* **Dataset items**
-- Start --

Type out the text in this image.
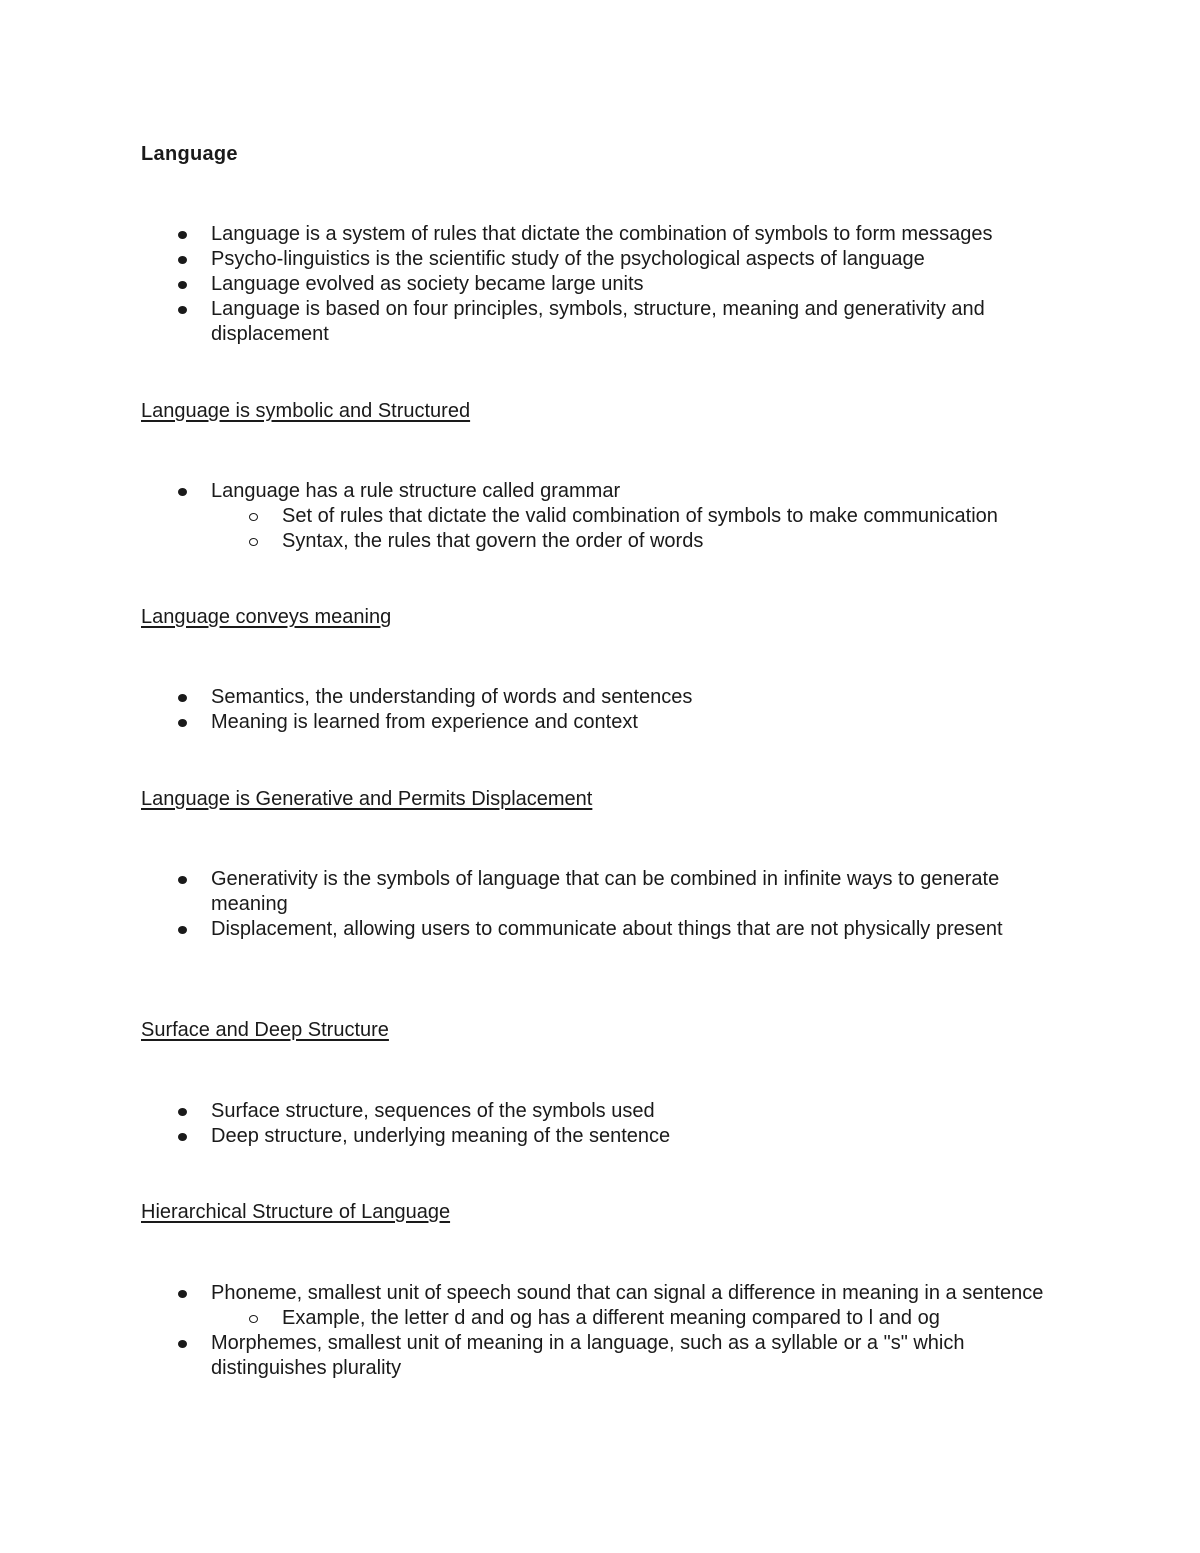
Language
Language is a system of rules that dictate the combination of symbols to form messages
Psycho-linguistics is the scientific study of the psychological aspects of language
Language evolved as society became large units
Language is based on four principles, symbols, structure, meaning and generativity and displacement
Language is symbolic and Structured
Language has a rule structure called grammar
Set of rules that dictate the valid combination of symbols to make communication
Syntax, the rules that govern the order of words
Language conveys meaning
Semantics, the understanding of words and sentences
Meaning is learned from experience and context
Language is Generative and Permits Displacement
Generativity is the symbols of language that can be combined in infinite ways to generate meaning
Displacement, allowing users to communicate about things that are not physically present
Surface and Deep Structure
Surface structure, sequences of the symbols used
Deep structure, underlying meaning of the sentence
Hierarchical Structure of Language
Phoneme, smallest unit of speech sound that can signal a difference in meaning in a sentence
Example, the letter d and og has a different meaning compared to l and og
Morphemes, smallest unit of meaning in a language, such as a syllable or a "s" which distinguishes plurality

-- End --

* **DIRECTIVE**
All of the data above should be transcribed verbatim, with pictures omitted.

* **ANSWER TO THE EXERCISE**
Type out the text in this image.
Language
Language is a system of rules that dictate the combination of symbols to form messages
Psycho-linguistics is the scientific study of the psychological aspects of language
Language evolved as society became large units
Language is based on four principles, symbols, structure, meaning and generativity and displacement
Language is symbolic and Structured
Language has a rule structure called grammar
Set of rules that dictate the valid combination of symbols to make communication
Syntax, the rules that govern the order of words
Language conveys meaning
Semantics, the understanding of words and sentences
Meaning is learned from experience and context
Language is Generative and Permits Displacement
Generativity is the symbols of language that can be combined in infinite ways to generate meaning
Displacement, allowing users to communicate about things that are not physically present
Surface and Deep Structure
Surface structure, sequences of the symbols used
Deep structure, underlying meaning of the sentence
Hierarchical Structure of Language
Phoneme, smallest unit of speech sound that can signal a difference in meaning in a sentence
Example, the letter d and og has a different meaning compared to l and og
Morphemes, smallest unit of meaning in a language, such as a syllable or a "s" which distinguishes plurality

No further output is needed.